会場で靴を脱ぐように指示される一角があり、
茶室の躙り口のような入り口をくぐりぬけると、
目の前に巨大な土の柱がそびえ立っています。
人工物なのか自然の造形物なのか、
その境目すら曖昧なその建築物こそが、
藤森さんが夢想する未来の建築。これだけでも一見の価値ありです。

藤森照信さんの建築は、
「住むこと」に対するぼくらの固定観念を柔らかくほぐしてくれます。
展覧会は7月1日まで。
ぜひ足を運んでみてください。

投稿者 yomehon : 10:00

2007年05月04日

驚異の2打席連続ホームラン


小説の世界では時おり、デビュー作でいきなり大ブレイクする作家が現れます。
けれどデビュー作が大成功をおさめた作家は、ほぼ例外なく2作目で失敗します。
失敗、という表現がキツすぎるなら、2作目は影が薄いと言い換えても構いません。

確かめてみましょう。
たとえば村上龍さんのデビュー作は何でしょうか。
この質問に答えるのはそんなに難しいことではありません。
そう。ベストセラーとなった『限りなく透明に近いブルー』です。

では2作目は何でしょう???
この問いに即答できる人はそうそういないはずです。
(答えはこちら)

同じようにデビュー作がベストセラーとなった田中康夫さんはどうでしょうか。

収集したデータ

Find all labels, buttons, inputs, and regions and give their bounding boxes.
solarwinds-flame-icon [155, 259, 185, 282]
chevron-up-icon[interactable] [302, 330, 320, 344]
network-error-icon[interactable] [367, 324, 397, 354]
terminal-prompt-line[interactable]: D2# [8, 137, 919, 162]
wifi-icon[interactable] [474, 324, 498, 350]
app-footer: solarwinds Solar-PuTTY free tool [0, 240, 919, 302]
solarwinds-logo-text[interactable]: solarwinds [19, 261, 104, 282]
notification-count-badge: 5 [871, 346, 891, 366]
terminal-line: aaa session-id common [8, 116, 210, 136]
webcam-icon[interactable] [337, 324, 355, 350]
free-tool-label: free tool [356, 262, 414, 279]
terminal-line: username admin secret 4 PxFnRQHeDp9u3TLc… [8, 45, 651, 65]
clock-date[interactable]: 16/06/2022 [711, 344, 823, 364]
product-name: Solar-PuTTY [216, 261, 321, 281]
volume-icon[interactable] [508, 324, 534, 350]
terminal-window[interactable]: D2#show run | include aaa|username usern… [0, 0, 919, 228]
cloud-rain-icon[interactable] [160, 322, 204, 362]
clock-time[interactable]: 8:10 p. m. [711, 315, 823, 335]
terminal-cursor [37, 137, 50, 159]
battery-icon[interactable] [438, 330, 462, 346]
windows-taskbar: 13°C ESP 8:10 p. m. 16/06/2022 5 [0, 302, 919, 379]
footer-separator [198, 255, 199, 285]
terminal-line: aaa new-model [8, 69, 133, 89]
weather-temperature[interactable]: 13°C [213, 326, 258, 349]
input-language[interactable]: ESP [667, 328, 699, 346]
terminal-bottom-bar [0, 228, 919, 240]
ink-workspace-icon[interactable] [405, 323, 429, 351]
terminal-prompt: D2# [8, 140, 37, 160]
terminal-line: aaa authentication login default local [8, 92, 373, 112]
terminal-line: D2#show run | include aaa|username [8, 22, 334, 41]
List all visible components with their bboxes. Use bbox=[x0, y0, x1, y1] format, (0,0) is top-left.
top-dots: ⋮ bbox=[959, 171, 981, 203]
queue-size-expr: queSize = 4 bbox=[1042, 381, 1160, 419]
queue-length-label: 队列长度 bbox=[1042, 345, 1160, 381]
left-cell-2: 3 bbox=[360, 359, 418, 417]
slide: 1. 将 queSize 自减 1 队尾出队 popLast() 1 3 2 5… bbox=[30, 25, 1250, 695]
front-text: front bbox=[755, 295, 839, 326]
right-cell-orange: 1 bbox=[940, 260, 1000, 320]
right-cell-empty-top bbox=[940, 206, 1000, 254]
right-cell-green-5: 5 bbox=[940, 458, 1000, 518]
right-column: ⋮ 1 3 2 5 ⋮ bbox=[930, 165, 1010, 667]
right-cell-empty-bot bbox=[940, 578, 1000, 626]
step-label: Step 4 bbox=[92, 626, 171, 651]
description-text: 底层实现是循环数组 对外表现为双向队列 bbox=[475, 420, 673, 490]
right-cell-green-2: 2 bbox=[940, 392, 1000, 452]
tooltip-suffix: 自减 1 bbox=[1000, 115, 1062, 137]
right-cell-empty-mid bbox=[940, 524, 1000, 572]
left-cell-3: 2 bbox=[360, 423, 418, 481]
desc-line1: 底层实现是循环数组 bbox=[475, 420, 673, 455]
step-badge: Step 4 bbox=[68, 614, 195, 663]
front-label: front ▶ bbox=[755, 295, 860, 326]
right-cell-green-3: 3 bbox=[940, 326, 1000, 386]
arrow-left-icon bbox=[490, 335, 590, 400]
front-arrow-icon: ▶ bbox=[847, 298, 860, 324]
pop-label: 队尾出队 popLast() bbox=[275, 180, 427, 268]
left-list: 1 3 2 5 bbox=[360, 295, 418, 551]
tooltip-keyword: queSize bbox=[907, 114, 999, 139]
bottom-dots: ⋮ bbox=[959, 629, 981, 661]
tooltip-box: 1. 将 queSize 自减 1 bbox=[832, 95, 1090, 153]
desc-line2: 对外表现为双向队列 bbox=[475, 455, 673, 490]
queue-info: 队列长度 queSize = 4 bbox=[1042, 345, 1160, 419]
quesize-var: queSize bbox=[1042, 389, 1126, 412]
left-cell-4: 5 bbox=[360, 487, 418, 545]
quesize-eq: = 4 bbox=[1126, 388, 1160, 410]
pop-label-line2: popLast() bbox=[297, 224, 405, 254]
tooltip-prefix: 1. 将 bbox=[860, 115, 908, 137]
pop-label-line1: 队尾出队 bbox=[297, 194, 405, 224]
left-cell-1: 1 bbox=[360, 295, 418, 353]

## 課題
抜粋にあるデビュー作と2作目についてのブログ記事を、最後の一文に続けて書き進めよ。

## 解答
彼のデビュー作はこれもまた有名な『なんとなく、クリスタル』ですが、
では2作目はとなると、もはや知っている人はほとんどいないのではないでしょうか。
(答えはこちら)

ことほどさようにデビュー作が成功した作家にとって
2作目というのは難しいものなのです。


万城目学さんが『鴨川ホルモー』という変なタイトルの作品をひっさげて
突然ぼくらの前に姿を現したのは昨年のことです。
一読、そのあまりの面白さと新しさに驚愕したぼくは、
8月23日付のブログでこの本を取り上げました。

『鴨川ホルモー』は京都の大学を舞台にした青春キャンパス小説です。
でもただの青春小説ではありません。
京大生の主人公が、「ホルモー」という奇妙な名前の
オニを戦わせる競技にかかわるはめになるという、実に奇抜な設定の小説なのです。

オニ語を操り、式神を使役し、相手チームと戦うという競技の面白さもさることながら、
若者にありがちな恋の悩みであるとか、
京都ならではの風物詩であるとかもしっかり盛り込まれていて、
読み始めると止まらない見事なエンターテイメント小説に仕上がっていました。

当然のことながらこの作品は話題となり、
先日の本屋大賞でも多くの書店員の支持を集め、
デビュー作にしていきなり上位に食い込むという快挙を成し遂げました。


このようにデビュー早々大成功をおさめた万城目学さんが
2作目として世に問うたのが『鹿男あをによし』(幻冬舎)です。
さて、はたしてこの作品に「2作目のジンクス」は当てはまるのでしょうか。


物語の舞台は奈良。
主人公は大学院で人間関係に行き詰まり、
女子校に理科の代理教員として赴任した青年です。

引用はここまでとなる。